**THE PROBLEM**
Where does the string "this" appear? Copy every line of the entries below that holds it.

Items listed in a dataset
^^^^
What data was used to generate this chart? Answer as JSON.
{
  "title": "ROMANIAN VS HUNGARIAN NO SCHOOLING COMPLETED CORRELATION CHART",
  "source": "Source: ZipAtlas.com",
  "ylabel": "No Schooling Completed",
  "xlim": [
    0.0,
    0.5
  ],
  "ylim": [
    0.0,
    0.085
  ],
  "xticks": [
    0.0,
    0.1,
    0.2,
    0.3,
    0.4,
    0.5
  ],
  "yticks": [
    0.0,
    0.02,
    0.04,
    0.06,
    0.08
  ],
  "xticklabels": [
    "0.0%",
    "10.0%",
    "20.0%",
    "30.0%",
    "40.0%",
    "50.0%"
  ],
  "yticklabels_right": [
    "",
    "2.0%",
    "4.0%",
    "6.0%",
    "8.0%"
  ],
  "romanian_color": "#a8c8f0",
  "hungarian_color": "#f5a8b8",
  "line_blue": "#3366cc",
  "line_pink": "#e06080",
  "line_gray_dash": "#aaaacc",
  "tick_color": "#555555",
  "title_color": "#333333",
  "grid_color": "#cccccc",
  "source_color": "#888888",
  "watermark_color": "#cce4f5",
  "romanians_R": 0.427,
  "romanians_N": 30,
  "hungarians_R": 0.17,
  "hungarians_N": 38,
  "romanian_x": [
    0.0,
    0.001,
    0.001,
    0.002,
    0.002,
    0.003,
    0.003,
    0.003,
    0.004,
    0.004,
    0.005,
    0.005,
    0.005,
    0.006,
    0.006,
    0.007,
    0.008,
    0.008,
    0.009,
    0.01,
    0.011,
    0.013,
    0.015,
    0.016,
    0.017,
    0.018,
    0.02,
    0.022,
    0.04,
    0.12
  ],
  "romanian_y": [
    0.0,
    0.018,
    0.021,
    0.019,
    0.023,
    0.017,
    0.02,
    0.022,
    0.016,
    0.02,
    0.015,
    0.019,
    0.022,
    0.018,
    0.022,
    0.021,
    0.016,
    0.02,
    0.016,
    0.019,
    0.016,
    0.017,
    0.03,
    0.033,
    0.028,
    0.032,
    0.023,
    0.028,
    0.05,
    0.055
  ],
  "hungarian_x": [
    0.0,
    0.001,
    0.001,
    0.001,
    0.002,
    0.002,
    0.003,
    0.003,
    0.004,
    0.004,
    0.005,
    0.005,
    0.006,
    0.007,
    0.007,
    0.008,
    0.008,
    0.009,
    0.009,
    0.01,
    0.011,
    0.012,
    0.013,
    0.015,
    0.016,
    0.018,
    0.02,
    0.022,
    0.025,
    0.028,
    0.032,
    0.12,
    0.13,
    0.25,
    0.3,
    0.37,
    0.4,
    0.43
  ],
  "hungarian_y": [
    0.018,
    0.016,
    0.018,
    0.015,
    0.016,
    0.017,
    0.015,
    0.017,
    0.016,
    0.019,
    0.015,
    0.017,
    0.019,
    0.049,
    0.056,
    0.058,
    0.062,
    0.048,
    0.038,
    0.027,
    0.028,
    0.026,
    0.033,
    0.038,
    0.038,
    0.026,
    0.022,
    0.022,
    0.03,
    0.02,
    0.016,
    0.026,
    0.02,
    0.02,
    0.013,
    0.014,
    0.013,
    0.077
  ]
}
^^^^
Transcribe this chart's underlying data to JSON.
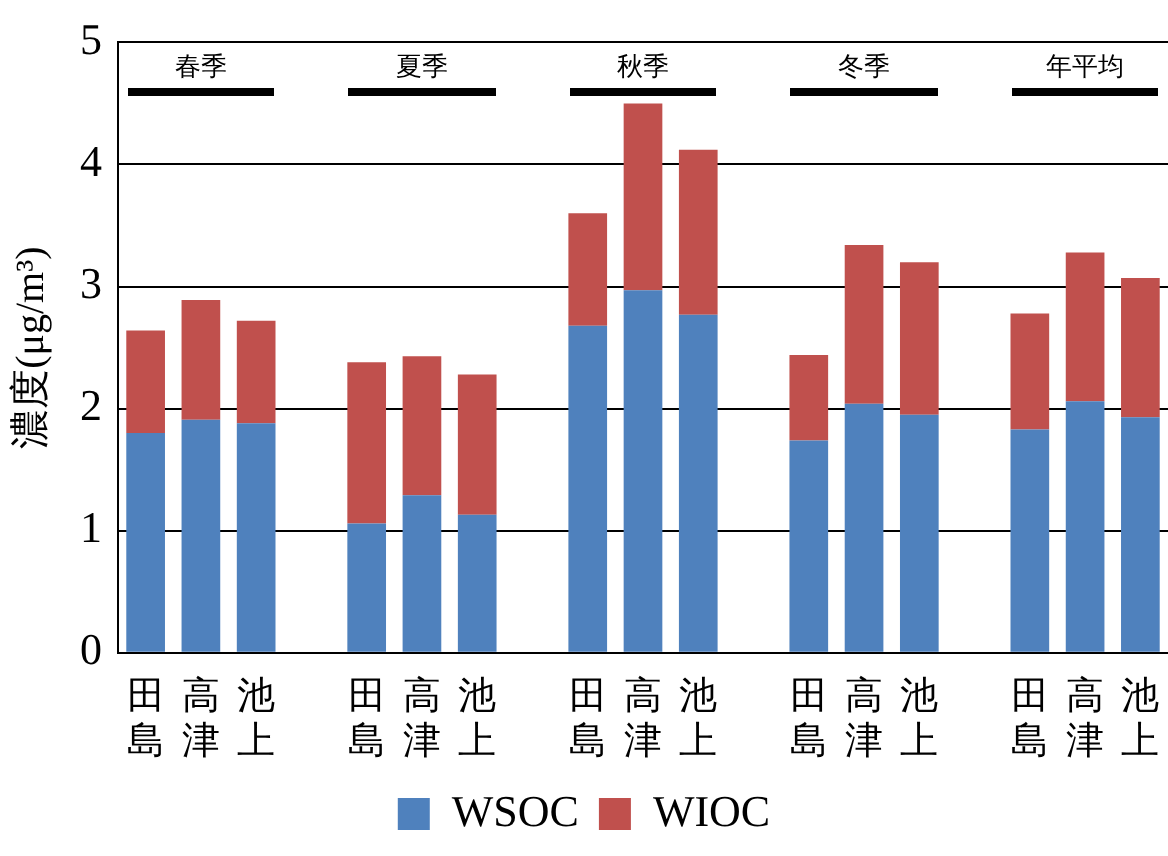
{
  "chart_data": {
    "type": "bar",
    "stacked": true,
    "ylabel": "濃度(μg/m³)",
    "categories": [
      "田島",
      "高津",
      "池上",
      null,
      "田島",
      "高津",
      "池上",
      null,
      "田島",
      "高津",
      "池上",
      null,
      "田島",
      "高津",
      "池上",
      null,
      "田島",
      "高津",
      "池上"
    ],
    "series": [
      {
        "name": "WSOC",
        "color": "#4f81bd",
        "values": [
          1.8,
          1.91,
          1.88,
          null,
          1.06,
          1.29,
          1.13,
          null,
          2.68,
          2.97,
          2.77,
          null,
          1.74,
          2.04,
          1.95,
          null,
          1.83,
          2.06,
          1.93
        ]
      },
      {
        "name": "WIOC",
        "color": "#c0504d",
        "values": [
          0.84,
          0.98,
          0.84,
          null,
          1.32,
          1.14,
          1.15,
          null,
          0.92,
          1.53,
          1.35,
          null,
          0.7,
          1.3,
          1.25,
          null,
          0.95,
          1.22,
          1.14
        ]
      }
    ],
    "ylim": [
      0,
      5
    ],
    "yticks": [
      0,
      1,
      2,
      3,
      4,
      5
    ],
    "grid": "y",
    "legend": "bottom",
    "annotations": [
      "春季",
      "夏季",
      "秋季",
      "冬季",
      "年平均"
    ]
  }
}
^^^^
**THE SOLUTION**
What data was used to generate this chart? Answer as JSON.
Transcribe this chart's underlying data to JSON.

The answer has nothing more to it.